### STATED EXERCISE
From the listing below, copy every line with the word "Wizard".

### ROWS
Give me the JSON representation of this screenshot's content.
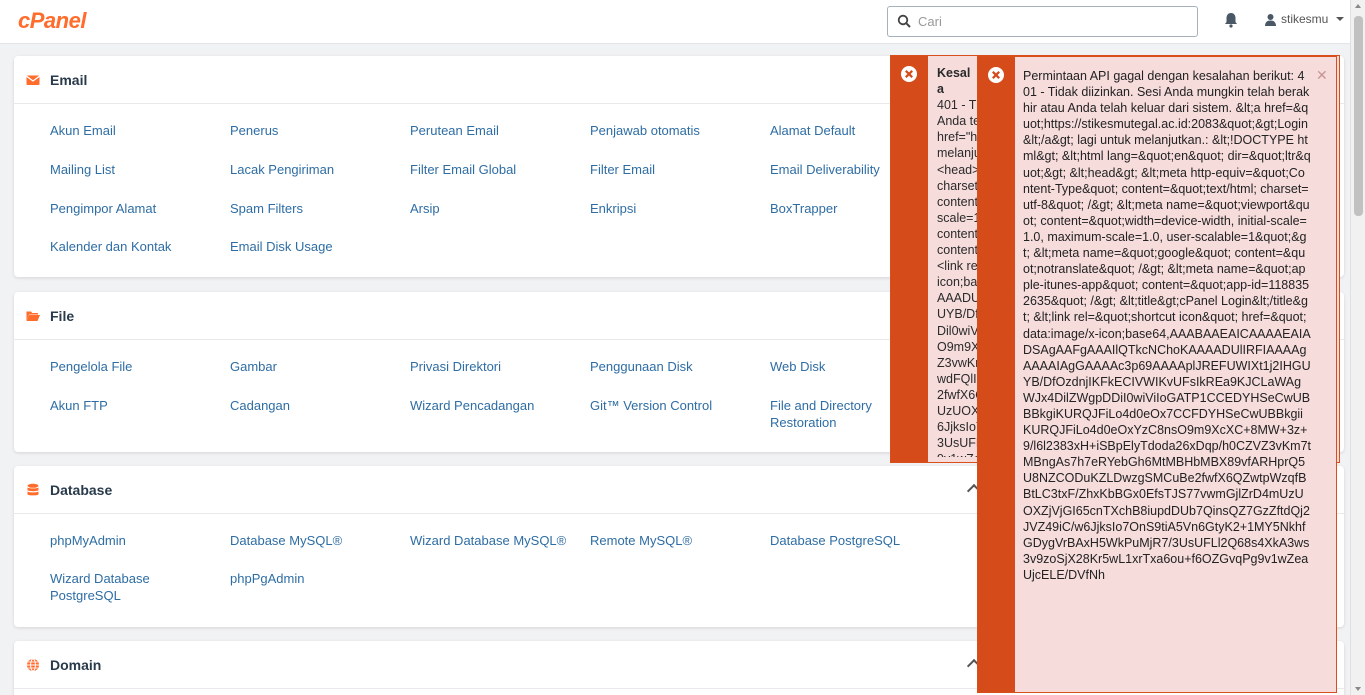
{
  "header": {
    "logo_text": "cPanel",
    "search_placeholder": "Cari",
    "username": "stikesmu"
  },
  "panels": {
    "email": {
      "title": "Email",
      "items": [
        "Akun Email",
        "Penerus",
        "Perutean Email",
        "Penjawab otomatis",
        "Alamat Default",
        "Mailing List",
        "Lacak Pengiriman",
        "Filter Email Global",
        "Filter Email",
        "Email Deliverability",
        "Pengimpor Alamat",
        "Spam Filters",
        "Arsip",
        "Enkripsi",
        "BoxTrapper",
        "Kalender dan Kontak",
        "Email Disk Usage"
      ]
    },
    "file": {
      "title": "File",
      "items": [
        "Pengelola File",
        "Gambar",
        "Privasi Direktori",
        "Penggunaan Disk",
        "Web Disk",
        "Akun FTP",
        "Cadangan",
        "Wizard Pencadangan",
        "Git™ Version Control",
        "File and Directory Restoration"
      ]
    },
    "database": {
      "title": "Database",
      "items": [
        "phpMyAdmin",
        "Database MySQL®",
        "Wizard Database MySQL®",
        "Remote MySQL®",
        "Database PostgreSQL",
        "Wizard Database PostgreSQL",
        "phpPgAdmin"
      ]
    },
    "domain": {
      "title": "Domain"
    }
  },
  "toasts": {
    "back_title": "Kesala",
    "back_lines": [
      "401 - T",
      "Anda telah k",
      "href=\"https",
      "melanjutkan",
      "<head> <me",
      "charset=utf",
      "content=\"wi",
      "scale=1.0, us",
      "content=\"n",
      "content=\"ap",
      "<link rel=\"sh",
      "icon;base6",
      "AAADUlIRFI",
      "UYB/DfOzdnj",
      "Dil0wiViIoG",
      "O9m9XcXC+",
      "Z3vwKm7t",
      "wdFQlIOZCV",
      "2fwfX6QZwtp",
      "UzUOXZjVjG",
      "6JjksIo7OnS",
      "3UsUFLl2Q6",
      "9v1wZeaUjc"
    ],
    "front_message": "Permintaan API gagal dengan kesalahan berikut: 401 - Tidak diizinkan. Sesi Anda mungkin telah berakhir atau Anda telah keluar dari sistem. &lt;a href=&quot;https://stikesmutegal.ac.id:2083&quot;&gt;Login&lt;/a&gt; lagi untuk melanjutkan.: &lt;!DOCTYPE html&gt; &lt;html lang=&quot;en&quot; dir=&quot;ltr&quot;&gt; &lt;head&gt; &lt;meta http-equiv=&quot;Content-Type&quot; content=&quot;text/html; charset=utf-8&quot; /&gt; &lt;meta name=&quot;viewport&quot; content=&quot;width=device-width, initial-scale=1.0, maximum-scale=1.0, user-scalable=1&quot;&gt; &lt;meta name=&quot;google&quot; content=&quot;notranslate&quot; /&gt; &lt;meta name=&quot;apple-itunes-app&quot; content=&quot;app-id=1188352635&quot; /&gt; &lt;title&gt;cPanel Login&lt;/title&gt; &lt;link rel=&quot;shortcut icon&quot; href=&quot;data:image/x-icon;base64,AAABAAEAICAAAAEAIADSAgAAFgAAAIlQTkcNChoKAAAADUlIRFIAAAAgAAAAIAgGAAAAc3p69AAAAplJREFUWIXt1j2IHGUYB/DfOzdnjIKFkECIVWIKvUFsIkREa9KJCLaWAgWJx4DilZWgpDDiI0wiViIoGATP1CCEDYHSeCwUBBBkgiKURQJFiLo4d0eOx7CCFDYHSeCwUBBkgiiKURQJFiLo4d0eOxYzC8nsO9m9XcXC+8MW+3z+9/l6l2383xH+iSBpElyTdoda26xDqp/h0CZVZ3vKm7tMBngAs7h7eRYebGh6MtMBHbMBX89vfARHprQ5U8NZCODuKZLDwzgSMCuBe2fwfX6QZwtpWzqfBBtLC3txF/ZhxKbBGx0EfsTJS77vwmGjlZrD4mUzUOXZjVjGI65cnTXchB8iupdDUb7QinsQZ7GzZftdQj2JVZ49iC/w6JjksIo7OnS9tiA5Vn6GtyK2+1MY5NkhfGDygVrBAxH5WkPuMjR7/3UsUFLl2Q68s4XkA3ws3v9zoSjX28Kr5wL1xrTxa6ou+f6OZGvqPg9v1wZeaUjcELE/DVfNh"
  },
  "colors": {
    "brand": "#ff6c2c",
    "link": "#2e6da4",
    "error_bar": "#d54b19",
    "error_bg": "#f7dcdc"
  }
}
...
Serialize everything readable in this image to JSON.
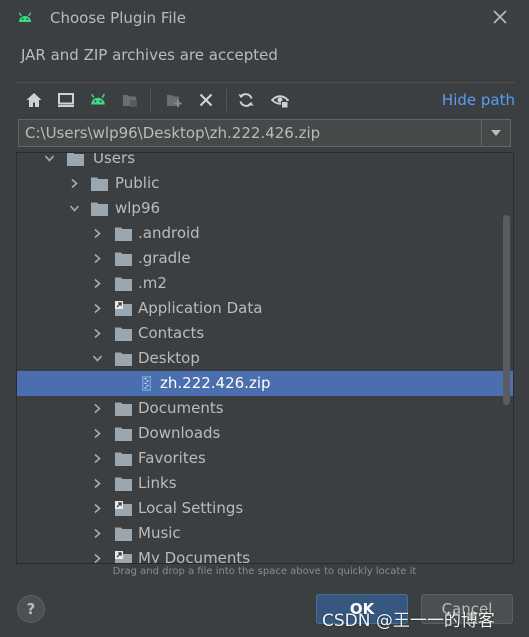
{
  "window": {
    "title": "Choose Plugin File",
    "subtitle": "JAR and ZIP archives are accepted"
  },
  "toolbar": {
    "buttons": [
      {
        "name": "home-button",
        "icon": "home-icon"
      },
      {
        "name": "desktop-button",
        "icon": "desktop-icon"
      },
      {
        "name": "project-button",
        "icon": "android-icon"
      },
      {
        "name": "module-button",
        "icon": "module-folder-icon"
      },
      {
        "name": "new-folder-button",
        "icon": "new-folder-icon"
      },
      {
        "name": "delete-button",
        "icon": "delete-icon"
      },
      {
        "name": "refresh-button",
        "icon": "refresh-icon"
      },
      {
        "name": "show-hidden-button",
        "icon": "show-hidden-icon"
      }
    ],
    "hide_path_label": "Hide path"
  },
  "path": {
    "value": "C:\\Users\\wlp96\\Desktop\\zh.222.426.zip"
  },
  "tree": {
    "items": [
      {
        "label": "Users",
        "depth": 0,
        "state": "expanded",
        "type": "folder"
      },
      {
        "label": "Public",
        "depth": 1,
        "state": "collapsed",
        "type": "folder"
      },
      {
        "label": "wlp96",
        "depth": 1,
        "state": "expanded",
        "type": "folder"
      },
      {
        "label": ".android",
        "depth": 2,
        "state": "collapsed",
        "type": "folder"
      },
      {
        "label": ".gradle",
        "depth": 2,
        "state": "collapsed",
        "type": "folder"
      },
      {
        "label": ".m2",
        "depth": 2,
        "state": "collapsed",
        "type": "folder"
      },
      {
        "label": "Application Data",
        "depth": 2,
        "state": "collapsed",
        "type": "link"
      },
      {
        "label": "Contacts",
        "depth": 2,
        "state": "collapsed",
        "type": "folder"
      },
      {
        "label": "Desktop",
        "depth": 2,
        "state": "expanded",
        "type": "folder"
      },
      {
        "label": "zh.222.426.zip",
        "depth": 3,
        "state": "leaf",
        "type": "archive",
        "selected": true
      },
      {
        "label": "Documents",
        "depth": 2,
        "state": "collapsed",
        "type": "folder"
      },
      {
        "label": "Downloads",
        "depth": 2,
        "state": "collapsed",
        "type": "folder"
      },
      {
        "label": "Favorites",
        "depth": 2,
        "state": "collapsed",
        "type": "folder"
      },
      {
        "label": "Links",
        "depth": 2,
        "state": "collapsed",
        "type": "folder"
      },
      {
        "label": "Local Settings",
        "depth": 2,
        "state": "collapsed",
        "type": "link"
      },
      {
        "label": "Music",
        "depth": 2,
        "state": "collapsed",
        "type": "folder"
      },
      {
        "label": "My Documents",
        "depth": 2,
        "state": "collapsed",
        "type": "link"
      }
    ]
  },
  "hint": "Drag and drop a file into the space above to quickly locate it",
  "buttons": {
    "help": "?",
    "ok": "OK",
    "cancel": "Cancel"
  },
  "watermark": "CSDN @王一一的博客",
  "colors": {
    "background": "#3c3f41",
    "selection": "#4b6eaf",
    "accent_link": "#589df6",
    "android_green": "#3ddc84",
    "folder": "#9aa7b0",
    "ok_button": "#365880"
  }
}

### WRITTEN RESPONSE
        "Wizard Pencadangan",
        "Wizard Database MySQL®",
        "Wizard Database PostgreSQL",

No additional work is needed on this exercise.